TASK BRIEF
Rename "grid-line" to "gridline" in every line of the items below, leaving everything else unchanged, and write all the lines out again.

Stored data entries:
##########

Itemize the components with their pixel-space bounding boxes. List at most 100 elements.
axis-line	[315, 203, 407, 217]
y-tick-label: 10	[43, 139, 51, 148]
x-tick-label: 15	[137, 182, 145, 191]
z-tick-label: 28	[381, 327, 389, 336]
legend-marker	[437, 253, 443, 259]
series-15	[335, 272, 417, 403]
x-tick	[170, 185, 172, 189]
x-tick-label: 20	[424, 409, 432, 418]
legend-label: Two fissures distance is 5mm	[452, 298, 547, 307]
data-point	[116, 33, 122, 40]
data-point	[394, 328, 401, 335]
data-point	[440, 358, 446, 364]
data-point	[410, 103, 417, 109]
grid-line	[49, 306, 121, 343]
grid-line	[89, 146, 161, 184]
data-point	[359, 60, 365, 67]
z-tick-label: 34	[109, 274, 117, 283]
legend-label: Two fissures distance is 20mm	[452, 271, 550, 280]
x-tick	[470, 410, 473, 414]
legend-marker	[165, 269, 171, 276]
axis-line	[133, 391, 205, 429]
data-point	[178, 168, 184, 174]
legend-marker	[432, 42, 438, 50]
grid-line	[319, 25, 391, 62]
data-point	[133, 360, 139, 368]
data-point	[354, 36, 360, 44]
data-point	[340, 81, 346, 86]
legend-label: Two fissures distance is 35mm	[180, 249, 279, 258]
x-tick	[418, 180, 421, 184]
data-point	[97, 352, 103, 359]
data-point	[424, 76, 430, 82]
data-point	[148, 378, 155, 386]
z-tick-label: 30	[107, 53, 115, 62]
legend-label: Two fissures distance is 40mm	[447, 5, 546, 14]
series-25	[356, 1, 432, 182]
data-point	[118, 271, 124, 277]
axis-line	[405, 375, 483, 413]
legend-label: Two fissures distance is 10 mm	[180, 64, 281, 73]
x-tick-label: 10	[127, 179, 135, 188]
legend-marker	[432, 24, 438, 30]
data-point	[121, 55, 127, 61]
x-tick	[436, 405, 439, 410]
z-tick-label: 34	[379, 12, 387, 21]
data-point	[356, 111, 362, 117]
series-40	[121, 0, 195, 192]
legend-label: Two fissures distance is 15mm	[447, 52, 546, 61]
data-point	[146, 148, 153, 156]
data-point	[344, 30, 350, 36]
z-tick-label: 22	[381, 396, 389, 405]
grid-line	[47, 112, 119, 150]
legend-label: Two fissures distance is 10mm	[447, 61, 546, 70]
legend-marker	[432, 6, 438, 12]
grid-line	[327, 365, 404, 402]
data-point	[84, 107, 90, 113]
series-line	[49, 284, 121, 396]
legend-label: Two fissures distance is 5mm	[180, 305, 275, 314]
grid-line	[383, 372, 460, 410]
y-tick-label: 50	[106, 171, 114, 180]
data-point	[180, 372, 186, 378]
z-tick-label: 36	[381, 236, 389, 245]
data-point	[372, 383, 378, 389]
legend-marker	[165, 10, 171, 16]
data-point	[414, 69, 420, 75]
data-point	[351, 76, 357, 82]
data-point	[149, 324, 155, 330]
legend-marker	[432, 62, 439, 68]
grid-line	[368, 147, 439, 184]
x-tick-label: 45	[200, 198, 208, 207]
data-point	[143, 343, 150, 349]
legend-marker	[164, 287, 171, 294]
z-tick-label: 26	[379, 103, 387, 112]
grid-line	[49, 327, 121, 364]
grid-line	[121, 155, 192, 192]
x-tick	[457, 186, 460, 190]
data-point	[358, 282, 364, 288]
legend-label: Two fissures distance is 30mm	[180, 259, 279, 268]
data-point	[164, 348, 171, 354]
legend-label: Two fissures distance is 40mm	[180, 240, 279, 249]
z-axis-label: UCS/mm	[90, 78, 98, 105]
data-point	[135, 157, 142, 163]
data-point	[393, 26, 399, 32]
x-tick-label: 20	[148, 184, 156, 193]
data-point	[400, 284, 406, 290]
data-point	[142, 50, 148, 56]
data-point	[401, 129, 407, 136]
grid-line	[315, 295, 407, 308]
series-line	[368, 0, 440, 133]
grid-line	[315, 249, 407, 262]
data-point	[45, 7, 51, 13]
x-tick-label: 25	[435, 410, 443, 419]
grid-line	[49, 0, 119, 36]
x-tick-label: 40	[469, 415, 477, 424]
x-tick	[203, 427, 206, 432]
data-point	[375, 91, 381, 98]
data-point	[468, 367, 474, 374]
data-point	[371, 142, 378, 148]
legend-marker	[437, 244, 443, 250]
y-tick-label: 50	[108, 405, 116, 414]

##########

FULL OUTPUT
Itemize the components with their pixel-space bounding boxes. List at most 100 elements.
axis-line	[315, 203, 407, 217]
y-tick-label: 10	[43, 139, 51, 148]
x-tick-label: 15	[137, 182, 145, 191]
z-tick-label: 28	[381, 327, 389, 336]
legend-marker	[437, 253, 443, 259]
series-15	[335, 272, 417, 403]
x-tick	[170, 185, 172, 189]
x-tick-label: 20	[424, 409, 432, 418]
legend-label: Two fissures distance is 5mm	[452, 298, 547, 307]
data-point	[116, 33, 122, 40]
data-point	[394, 328, 401, 335]
data-point	[440, 358, 446, 364]
data-point	[410, 103, 417, 109]
gridline	[49, 306, 121, 343]
gridline	[89, 146, 161, 184]
data-point	[359, 60, 365, 67]
z-tick-label: 34	[109, 274, 117, 283]
legend-label: Two fissures distance is 20mm	[452, 271, 550, 280]
x-tick	[470, 410, 473, 414]
legend-marker	[165, 269, 171, 276]
axis-line	[133, 391, 205, 429]
data-point	[178, 168, 184, 174]
legend-marker	[432, 42, 438, 50]
gridline	[319, 25, 391, 62]
data-point	[133, 360, 139, 368]
data-point	[354, 36, 360, 44]
data-point	[340, 81, 346, 86]
legend-label: Two fissures distance is 35mm	[180, 249, 279, 258]
x-tick	[418, 180, 421, 184]
data-point	[97, 352, 103, 359]
data-point	[424, 76, 430, 82]
data-point	[148, 378, 155, 386]
z-tick-label: 30	[107, 53, 115, 62]
legend-label: Two fissures distance is 40mm	[447, 5, 546, 14]
series-25	[356, 1, 432, 182]
data-point	[118, 271, 124, 277]
axis-line	[405, 375, 483, 413]
legend-label: Two fissures distance is 10 mm	[180, 64, 281, 73]
x-tick-label: 10	[127, 179, 135, 188]
legend-marker	[432, 24, 438, 30]
data-point	[121, 55, 127, 61]
x-tick	[436, 405, 439, 410]
z-tick-label: 34	[379, 12, 387, 21]
data-point	[356, 111, 362, 117]
series-40	[121, 0, 195, 192]
legend-label: Two fissures distance is 15mm	[447, 52, 546, 61]
data-point	[146, 148, 153, 156]
data-point	[344, 30, 350, 36]
z-tick-label: 22	[381, 396, 389, 405]
gridline	[47, 112, 119, 150]
legend-label: Two fissures distance is 10mm	[447, 61, 546, 70]
legend-marker	[432, 6, 438, 12]
gridline	[327, 365, 404, 402]
data-point	[84, 107, 90, 113]
series-line	[49, 284, 121, 396]
legend-label: Two fissures distance is 5mm	[180, 305, 275, 314]
gridline	[383, 372, 460, 410]
y-tick-label: 50	[106, 171, 114, 180]
data-point	[180, 372, 186, 378]
z-tick-label: 36	[381, 236, 389, 245]
data-point	[372, 383, 378, 389]
legend-marker	[165, 10, 171, 16]
data-point	[414, 69, 420, 75]
data-point	[351, 76, 357, 82]
data-point	[149, 324, 155, 330]
legend-marker	[432, 62, 439, 68]
gridline	[368, 147, 439, 184]
x-tick-label: 45	[200, 198, 208, 207]
data-point	[143, 343, 150, 349]
legend-marker	[164, 287, 171, 294]
z-tick-label: 26	[379, 103, 387, 112]
gridline	[49, 327, 121, 364]
gridline	[121, 155, 192, 192]
x-tick	[457, 186, 460, 190]
data-point	[358, 282, 364, 288]
legend-label: Two fissures distance is 30mm	[180, 259, 279, 268]
data-point	[164, 348, 171, 354]
legend-label: Two fissures distance is 40mm	[180, 240, 279, 249]
z-axis-label: UCS/mm	[90, 78, 98, 105]
data-point	[135, 157, 142, 163]
data-point	[393, 26, 399, 32]
x-tick-label: 20	[148, 184, 156, 193]
data-point	[400, 284, 406, 290]
data-point	[142, 50, 148, 56]
data-point	[401, 129, 407, 136]
gridline	[315, 295, 407, 308]
series-line	[368, 0, 440, 133]
gridline	[315, 249, 407, 262]
data-point	[45, 7, 51, 13]
x-tick-label: 25	[435, 410, 443, 419]
gridline	[49, 0, 119, 36]
x-tick-label: 40	[469, 415, 477, 424]
x-tick	[203, 427, 206, 432]
data-point	[375, 91, 381, 98]
data-point	[468, 367, 474, 374]
data-point	[371, 142, 378, 148]
legend-marker	[437, 244, 443, 250]
y-tick-label: 50	[108, 405, 116, 414]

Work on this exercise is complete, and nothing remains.